Reproduce the entries exactly.

Start Supplied material

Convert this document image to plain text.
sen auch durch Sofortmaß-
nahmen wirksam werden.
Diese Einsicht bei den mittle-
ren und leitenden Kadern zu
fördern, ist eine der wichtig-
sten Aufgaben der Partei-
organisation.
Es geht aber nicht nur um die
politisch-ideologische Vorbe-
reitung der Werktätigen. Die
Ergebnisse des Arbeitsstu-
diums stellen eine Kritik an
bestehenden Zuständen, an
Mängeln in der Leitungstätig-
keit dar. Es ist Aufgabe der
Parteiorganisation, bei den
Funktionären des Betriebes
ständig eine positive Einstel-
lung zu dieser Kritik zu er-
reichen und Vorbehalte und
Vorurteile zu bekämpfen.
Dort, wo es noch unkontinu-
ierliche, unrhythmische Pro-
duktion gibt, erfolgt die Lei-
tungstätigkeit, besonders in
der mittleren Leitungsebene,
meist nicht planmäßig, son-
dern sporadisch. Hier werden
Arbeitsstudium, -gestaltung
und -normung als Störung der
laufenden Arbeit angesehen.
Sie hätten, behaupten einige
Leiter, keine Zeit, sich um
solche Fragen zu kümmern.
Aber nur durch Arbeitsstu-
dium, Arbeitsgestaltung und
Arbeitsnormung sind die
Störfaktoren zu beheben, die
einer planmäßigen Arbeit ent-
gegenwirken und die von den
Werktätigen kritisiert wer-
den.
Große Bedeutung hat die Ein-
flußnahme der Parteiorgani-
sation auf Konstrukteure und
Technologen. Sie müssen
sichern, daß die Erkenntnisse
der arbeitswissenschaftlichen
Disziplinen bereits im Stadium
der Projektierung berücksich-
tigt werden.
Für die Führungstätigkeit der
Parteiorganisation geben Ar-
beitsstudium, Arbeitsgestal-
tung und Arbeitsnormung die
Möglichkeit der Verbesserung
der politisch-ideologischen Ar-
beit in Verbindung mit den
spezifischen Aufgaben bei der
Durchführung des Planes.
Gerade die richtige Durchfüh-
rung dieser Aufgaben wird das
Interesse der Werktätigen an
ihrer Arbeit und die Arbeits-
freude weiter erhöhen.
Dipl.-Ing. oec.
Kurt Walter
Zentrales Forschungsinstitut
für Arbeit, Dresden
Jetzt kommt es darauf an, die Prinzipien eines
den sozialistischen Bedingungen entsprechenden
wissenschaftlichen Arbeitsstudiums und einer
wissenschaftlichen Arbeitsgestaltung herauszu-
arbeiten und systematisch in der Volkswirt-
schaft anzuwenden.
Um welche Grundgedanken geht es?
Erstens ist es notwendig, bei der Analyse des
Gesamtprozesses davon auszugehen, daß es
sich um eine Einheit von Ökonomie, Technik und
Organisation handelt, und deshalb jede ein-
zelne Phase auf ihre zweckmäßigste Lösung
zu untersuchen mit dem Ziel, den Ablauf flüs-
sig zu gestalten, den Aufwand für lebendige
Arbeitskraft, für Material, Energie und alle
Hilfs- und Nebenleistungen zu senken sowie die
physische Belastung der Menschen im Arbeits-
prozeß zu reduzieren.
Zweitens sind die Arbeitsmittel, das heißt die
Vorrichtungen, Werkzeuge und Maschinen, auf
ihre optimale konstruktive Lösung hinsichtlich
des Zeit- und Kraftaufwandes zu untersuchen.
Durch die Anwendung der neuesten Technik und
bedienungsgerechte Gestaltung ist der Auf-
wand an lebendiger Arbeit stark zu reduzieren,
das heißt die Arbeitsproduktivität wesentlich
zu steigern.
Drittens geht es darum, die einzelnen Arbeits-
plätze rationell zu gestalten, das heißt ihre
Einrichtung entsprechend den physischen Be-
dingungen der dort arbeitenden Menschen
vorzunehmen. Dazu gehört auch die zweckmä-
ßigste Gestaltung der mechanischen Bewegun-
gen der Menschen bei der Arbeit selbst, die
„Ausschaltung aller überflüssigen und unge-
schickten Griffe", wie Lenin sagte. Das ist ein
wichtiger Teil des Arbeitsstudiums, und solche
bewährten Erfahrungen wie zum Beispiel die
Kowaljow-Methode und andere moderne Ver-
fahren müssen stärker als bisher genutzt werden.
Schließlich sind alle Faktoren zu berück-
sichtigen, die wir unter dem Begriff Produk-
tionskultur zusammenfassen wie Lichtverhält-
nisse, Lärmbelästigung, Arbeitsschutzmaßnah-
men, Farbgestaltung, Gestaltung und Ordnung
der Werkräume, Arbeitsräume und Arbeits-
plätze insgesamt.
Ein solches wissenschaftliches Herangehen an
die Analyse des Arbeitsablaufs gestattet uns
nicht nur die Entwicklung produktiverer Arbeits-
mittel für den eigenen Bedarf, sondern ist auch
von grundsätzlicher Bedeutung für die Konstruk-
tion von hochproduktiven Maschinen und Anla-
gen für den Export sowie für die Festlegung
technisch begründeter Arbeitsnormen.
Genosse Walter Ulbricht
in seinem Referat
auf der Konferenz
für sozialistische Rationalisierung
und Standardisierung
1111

End Supplied material

(Output of the task)
Convert this document image to plain text.
sen auch durch Sofortmaß-
nahmen wirksam werden.
Diese Einsicht bei den mittle-
ren und leitenden Kadern zu
fördern, ist eine der wichtig-
sten Aufgaben der Partei-
organisation.
Es geht aber nicht nur um die
politisch-ideologische Vorbe-
reitung der Werktätigen. Die
Ergebnisse des Arbeitsstu-
diums stellen eine Kritik an
bestehenden Zuständen, an
Mängeln in der Leitungstätig-
keit dar. Es ist Aufgabe der
Parteiorganisation, bei den
Funktionären des Betriebes
ständig eine positive Einstel-
lung zu dieser Kritik zu er-
reichen und Vorbehalte und
Vorurteile zu bekämpfen.
Dort, wo es noch unkontinu-
ierliche, unrhythmische Pro-
duktion gibt, erfolgt die Lei-
tungstätigkeit, besonders in
der mittleren Leitungsebene,
meist nicht planmäßig, son-
dern sporadisch. Hier werden
Arbeitsstudium, -gestaltung
und -normung als Störung der
laufenden Arbeit angesehen.
Sie hätten, behaupten einige
Leiter, keine Zeit, sich um
solche Fragen zu kümmern.
Aber nur durch Arbeitsstu-
dium, Arbeitsgestaltung und
Arbeitsnormung sind die
Störfaktoren zu beheben, die
einer planmäßigen Arbeit ent-
gegenwirken und die von den
Werktätigen kritisiert wer-
den.
Große Bedeutung hat die Ein-
flußnahme der Parteiorgani-
sation auf Konstrukteure und
Technologen. Sie müssen
sichern, daß die Erkenntnisse
der arbeitswissenschaftlichen
Disziplinen bereits im Stadium
der Projektierung berücksich-
tigt werden.
Für die Führungstätigkeit der
Parteiorganisation geben Ar-
beitsstudium, Arbeitsgestal-
tung und Arbeitsnormung die
Möglichkeit der Verbesserung
der politisch-ideologischen Ar-
beit in Verbindung mit den
spezifischen Aufgaben bei der
Durchführung des Planes.
Gerade die richtige Durchfüh-
rung dieser Aufgaben wird das
Interesse der Werktätigen an
ihrer Arbeit und die Arbeits-
freude weiter erhöhen.
Dipl.-Ing. oec.
Kurt Walter
Zentrales Forschungsinstitut
für Arbeit, Dresden
Jetzt kommt es darauf an, die Prinzipien eines
den sozialistischen Bedingungen entsprechenden
wissenschaftlichen Arbeitsstudiums und einer
wissenschaftlichen Arbeitsgestaltung herauszu-
arbeiten und systematisch in der Volkswirt-
schaft anzuwenden.
Um welche Grundgedanken geht es?
Erstens ist es notwendig, bei der Analyse des
Gesamtprozesses davon auszugehen, daß es
sich um eine Einheit von Ökonomie, Technik und
Organisation handelt, und deshalb jede ein-
zelne Phase auf ihre zweckmäßigste Lösung
zu untersuchen mit dem Ziel, den Ablauf flüs-
sig zu gestalten, den Aufwand für lebendige
Arbeitskraft, für Material, Energie und alle
Hilfs- und Nebenleistungen zu senken sowie die
physische Belastung der Menschen im Arbeits-
prozeß zu reduzieren.
Zweitens sind die Arbeitsmittel, das heißt die
Vorrichtungen, Werkzeuge und Maschinen, auf
ihre optimale konstruktive Lösung hinsichtlich
des Zeit- und Kraftaufwandes zu untersuchen.
Durch die Anwendung der neuesten Technik und
bedienungsgerechte Gestaltung ist der Auf-
wand an lebendiger Arbeit stark zu reduzieren,
das heißt die Arbeitsproduktivität wesentlich
zu steigern.
Drittens geht es darum, die einzelnen Arbeits-
plätze rationell zu gestalten, das heißt ihre
Einrichtung entsprechend den physischen Be-
dingungen der dort arbeitenden Menschen
vorzunehmen. Dazu gehört auch die zweckmä-
ßigste Gestaltung der mechanischen Bewegun-
gen der Menschen bei der Arbeit selbst, die
„Ausschaltung aller überflüssigen und unge-
schickten Griffe", wie Lenin sagte. Das ist ein
wichtiger Teil des Arbeitsstudiums, und solche
bewährten Erfahrungen wie zum Beispiel die
Kowaljow-Methode und andere moderne Ver-
fahren müssen stärker als bisher genutzt werden.
Schließlich sind alle Faktoren zu berück-
sichtigen, die wir unter dem Begriff Produk-
tionskultur zusammenfassen wie Lichtverhält-
nisse, Lärmbelästigung, Arbeitsschutzmaßnah-
men, Farbgestaltung, Gestaltung und Ordnung
der Werkräume, Arbeitsräume und Arbeits-
plätze insgesamt.
Ein solches wissenschaftliches Herangehen an
die Analyse des Arbeitsablaufs gestattet uns
nicht nur die Entwicklung produktiverer Arbeits-
mittel für den eigenen Bedarf, sondern ist auch
von grundsätzlicher Bedeutung für die Konstruk-
tion von hochproduktiven Maschinen und Anla-
gen für den Export sowie für die Festlegung
technisch begründeter Arbeitsnormen.
Genosse Walter Ulbricht
in seinem Referat
auf der Konferenz
für sozialistische Rationalisierung
und Standardisierung
1111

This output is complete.